GOAL. Rewrite the lines from the line with "x-tick-label: July-25 <box>188" through the line with "data-point <box>562 402 579 419</box>", changing every "data-point" to "point-marker" and leaving all else unchanged. Give back only those lines.

(Page element annotations)
==================================================
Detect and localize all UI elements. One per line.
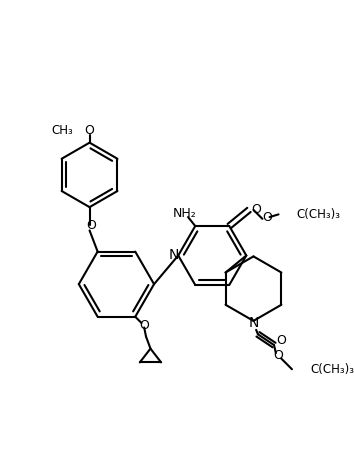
Text: O: O — [86, 219, 96, 232]
Text: C(CH₃)₃: C(CH₃)₃ — [296, 208, 341, 221]
Text: O: O — [276, 334, 286, 347]
Text: N: N — [248, 315, 259, 329]
Text: CH₃: CH₃ — [52, 124, 73, 137]
Text: O: O — [262, 211, 272, 224]
Text: N: N — [169, 249, 179, 263]
Text: NH₂: NH₂ — [173, 207, 196, 220]
Text: O: O — [251, 204, 261, 216]
Text: O: O — [139, 319, 149, 332]
Text: C(CH₃)₃: C(CH₃)₃ — [310, 363, 354, 376]
Text: O: O — [85, 124, 95, 137]
Text: O: O — [274, 349, 284, 362]
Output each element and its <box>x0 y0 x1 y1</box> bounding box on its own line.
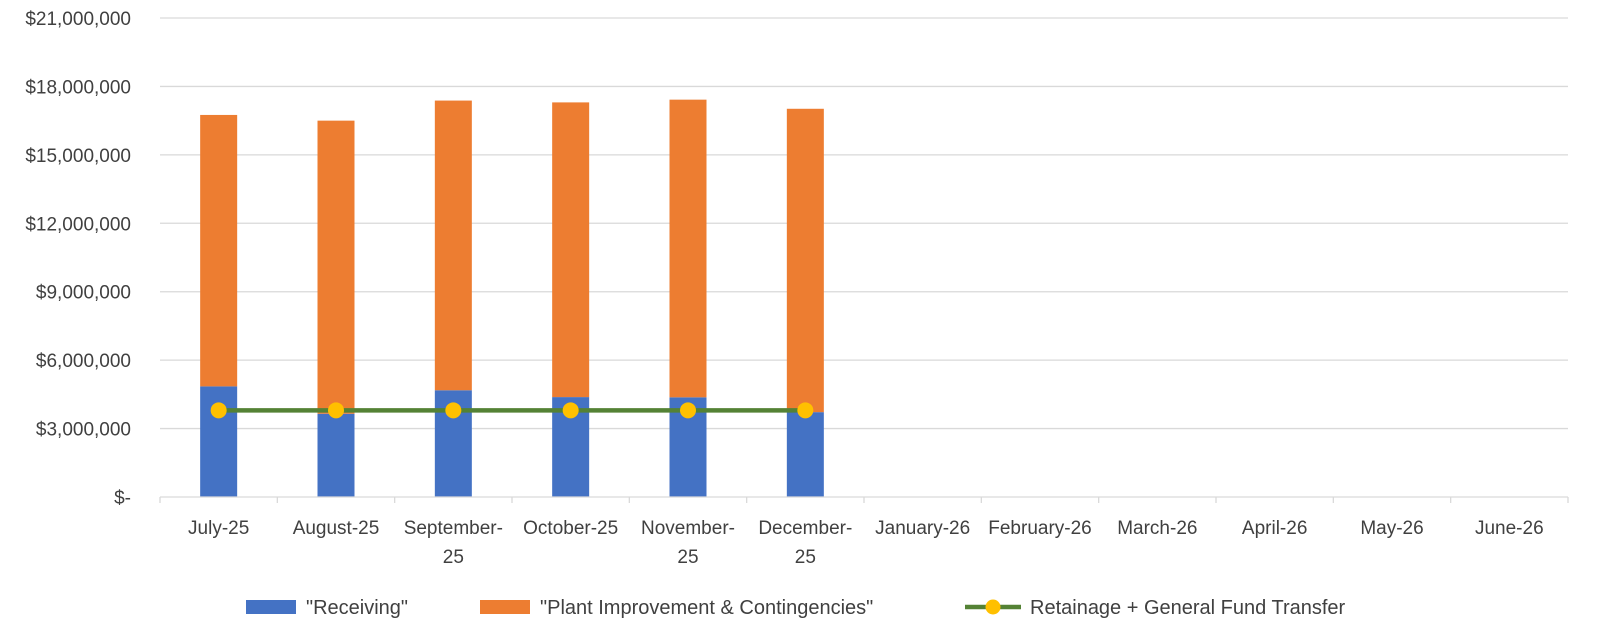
x-tick-label: July-25 <box>188 518 249 539</box>
bar <box>786 108 824 413</box>
bar <box>669 99 707 398</box>
x-tick-label: 25 <box>795 547 816 568</box>
data-point <box>210 402 227 419</box>
x-tick-label: 25 <box>677 547 698 568</box>
legend-label: "Receiving" <box>306 597 408 619</box>
y-tick-label: $- <box>114 488 131 509</box>
bar <box>552 102 590 398</box>
legend-swatch <box>480 600 530 614</box>
y-tick-label: $3,000,000 <box>36 420 131 441</box>
legend-label: Retainage + General Fund Transfer <box>1030 597 1346 619</box>
data-point <box>562 402 579 419</box>
legend-marker <box>985 599 1001 615</box>
y-axis: $- $3,000,000 $6,000,000 $9,000,000 $12,000,… <box>25 9 131 509</box>
x-tick-label: April-26 <box>1242 518 1307 539</box>
bars <box>200 99 824 497</box>
bar <box>317 413 355 497</box>
data-point <box>328 402 344 419</box>
y-tick-label: $6,000,000 <box>36 351 131 372</box>
x-tick-label: December- <box>758 518 852 539</box>
data-point <box>445 402 462 419</box>
x-tick-label: January-26 <box>875 518 970 539</box>
y-tick-label: $18,000,000 <box>25 77 131 98</box>
y-tick-label: $15,000,000 <box>25 146 131 167</box>
y-tick-label: $9,000,000 <box>36 283 131 304</box>
x-tick-label: June-26 <box>1475 518 1544 539</box>
line-series <box>210 402 814 419</box>
data-point <box>680 402 696 419</box>
gridlines <box>160 17 1568 430</box>
x-axis: July-25 August-25 September- 25 October-25 No… <box>159 496 1569 568</box>
x-tick-label: September- <box>404 518 503 539</box>
x-tick-label: August-25 <box>293 518 380 539</box>
data-point <box>797 402 814 419</box>
y-tick-label: $21,000,000 <box>25 9 131 30</box>
legend: "Receiving" "Plant Improvement & Continge… <box>246 597 1346 619</box>
bar <box>786 412 824 497</box>
bar <box>200 114 238 387</box>
bar <box>434 100 472 391</box>
x-tick-label: May-26 <box>1360 518 1423 539</box>
x-tick-label: 25 <box>443 547 464 568</box>
bar <box>317 120 355 414</box>
x-tick-label: October-25 <box>523 518 618 539</box>
x-tick-label: February-26 <box>988 518 1092 539</box>
y-tick-label: $12,000,000 <box>25 214 131 235</box>
x-tick-label: November- <box>641 518 735 539</box>
x-tick-label: March-26 <box>1117 518 1197 539</box>
legend-swatch <box>246 600 296 614</box>
legend-label: "Plant Improvement & Contingencies" <box>540 597 873 619</box>
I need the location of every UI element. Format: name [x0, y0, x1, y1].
==================================================
FULL RESPONSE.
x-tick-label: July-25 <box>188 518 249 539</box>
bar <box>786 108 824 413</box>
bar <box>669 99 707 398</box>
x-tick-label: 25 <box>795 547 816 568</box>
point-marker <box>210 402 227 419</box>
x-tick-label: 25 <box>677 547 698 568</box>
legend-label: "Receiving" <box>306 597 408 619</box>
y-tick-label: $- <box>114 488 131 509</box>
bar <box>552 102 590 398</box>
legend-swatch <box>480 600 530 614</box>
y-tick-label: $3,000,000 <box>36 420 131 441</box>
legend-label: Retainage + General Fund Transfer <box>1030 597 1346 619</box>
point-marker <box>562 402 579 419</box>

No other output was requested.